Starting at the line that contains "Parse this screenshot: output", transcribe every remaining line of the entries exactly, including the last one.

= = = =

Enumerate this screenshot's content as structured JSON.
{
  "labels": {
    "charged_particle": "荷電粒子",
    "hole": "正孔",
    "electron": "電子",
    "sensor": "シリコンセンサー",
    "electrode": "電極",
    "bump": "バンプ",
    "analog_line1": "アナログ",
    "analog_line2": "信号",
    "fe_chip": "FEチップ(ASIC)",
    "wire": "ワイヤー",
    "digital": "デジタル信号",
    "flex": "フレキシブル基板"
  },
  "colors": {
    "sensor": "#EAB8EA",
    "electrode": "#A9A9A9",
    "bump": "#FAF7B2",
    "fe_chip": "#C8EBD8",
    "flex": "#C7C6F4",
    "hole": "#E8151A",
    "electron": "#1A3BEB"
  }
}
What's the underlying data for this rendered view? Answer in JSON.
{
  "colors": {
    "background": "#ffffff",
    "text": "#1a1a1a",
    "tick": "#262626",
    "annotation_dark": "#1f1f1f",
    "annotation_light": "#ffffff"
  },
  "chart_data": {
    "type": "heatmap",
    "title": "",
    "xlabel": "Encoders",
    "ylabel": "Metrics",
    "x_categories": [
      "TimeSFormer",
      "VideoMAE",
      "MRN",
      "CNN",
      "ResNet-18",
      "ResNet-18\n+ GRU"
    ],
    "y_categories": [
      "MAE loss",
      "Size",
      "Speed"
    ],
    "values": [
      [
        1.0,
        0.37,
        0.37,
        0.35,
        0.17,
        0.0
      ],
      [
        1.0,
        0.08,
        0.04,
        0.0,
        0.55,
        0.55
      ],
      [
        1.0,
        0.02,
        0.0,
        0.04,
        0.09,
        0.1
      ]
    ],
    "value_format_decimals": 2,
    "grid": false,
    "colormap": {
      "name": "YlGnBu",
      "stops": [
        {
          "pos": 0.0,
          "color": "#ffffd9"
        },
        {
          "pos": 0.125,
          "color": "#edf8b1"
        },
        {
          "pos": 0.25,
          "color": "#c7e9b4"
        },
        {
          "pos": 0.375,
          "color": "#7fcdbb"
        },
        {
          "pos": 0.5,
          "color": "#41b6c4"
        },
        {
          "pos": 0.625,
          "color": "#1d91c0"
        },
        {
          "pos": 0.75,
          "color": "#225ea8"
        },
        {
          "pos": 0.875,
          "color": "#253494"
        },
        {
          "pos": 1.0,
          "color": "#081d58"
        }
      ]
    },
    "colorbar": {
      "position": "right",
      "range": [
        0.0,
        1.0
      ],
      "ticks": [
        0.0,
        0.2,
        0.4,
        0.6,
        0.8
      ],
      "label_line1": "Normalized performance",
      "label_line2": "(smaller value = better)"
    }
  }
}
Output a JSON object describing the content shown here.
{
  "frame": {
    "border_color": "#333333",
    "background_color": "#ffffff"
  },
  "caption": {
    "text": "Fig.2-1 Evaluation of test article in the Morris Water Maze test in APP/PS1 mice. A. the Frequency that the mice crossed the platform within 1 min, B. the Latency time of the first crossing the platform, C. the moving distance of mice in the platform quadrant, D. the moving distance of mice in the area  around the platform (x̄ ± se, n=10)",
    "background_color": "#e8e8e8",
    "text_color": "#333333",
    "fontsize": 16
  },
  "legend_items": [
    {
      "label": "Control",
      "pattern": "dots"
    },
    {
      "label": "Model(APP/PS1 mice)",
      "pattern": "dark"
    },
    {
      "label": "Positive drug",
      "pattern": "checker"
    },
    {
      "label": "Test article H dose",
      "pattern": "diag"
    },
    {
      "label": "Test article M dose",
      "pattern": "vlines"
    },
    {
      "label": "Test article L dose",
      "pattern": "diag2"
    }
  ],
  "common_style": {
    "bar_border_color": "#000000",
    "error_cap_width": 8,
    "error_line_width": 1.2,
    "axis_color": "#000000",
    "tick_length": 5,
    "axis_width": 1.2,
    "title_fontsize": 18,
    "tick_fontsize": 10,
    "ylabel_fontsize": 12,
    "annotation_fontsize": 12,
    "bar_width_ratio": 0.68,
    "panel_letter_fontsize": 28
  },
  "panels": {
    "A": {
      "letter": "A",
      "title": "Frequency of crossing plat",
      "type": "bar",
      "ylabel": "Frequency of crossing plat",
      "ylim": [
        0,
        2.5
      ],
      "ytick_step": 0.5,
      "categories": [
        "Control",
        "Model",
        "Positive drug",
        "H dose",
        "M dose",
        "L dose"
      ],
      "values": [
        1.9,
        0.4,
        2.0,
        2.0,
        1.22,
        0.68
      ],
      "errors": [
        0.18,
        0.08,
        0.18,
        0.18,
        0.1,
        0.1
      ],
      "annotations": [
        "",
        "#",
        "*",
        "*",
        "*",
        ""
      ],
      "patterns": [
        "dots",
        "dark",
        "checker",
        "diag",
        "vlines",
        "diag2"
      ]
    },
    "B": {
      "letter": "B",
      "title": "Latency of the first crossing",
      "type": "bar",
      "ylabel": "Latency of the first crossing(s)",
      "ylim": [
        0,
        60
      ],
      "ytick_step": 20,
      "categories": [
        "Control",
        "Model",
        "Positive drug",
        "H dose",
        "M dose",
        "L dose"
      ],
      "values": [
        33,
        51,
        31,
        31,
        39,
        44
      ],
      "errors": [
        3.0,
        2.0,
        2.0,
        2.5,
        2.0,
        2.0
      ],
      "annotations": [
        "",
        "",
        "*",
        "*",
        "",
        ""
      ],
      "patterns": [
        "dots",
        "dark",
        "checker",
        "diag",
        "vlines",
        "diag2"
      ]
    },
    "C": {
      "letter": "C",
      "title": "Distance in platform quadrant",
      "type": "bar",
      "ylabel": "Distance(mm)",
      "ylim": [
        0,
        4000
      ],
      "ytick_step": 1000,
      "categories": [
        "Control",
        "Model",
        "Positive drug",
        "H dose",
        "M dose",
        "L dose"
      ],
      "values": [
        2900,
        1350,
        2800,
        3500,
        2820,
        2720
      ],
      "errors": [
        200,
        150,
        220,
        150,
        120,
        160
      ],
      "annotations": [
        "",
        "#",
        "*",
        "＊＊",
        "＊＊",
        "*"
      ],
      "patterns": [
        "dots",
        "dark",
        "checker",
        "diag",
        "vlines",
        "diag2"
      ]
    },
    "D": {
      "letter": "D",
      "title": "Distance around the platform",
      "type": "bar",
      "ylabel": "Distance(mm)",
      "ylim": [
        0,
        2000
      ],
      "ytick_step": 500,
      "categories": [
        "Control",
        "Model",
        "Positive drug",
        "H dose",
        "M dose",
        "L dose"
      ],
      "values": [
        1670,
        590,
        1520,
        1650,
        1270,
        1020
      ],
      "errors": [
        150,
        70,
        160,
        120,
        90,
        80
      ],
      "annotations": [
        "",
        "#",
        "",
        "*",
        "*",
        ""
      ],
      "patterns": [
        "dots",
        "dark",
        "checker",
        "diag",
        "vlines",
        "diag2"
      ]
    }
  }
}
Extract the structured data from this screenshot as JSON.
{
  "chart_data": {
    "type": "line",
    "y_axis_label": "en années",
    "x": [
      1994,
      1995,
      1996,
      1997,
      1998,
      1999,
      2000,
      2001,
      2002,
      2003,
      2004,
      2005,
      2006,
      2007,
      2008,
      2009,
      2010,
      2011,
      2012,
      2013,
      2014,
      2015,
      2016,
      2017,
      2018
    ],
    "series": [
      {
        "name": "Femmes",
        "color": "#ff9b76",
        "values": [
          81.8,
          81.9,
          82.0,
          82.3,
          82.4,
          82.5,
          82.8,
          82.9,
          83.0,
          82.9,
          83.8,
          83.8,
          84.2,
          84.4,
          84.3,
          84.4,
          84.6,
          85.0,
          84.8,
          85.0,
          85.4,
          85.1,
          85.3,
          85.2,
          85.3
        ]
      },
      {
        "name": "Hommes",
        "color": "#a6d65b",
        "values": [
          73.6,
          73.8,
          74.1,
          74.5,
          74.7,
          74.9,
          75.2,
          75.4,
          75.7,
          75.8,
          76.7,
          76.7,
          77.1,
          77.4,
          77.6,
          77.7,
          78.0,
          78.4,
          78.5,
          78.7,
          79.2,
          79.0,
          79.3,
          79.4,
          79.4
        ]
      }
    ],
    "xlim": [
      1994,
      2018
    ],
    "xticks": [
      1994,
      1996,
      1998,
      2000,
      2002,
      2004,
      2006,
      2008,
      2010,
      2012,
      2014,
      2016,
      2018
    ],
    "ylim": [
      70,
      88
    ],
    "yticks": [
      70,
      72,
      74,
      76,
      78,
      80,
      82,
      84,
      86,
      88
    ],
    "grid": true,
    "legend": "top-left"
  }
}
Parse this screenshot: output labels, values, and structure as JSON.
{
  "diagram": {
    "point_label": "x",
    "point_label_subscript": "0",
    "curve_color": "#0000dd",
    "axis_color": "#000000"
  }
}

= = = =

## Result of the task
Parse this screenshot: output labels, values, and structure as JSON.
{
  "diagram": {
    "point_label": "x",
    "point_label_subscript": "0",
    "curve_color": "#0000dd",
    "axis_color": "#000000"
  }
}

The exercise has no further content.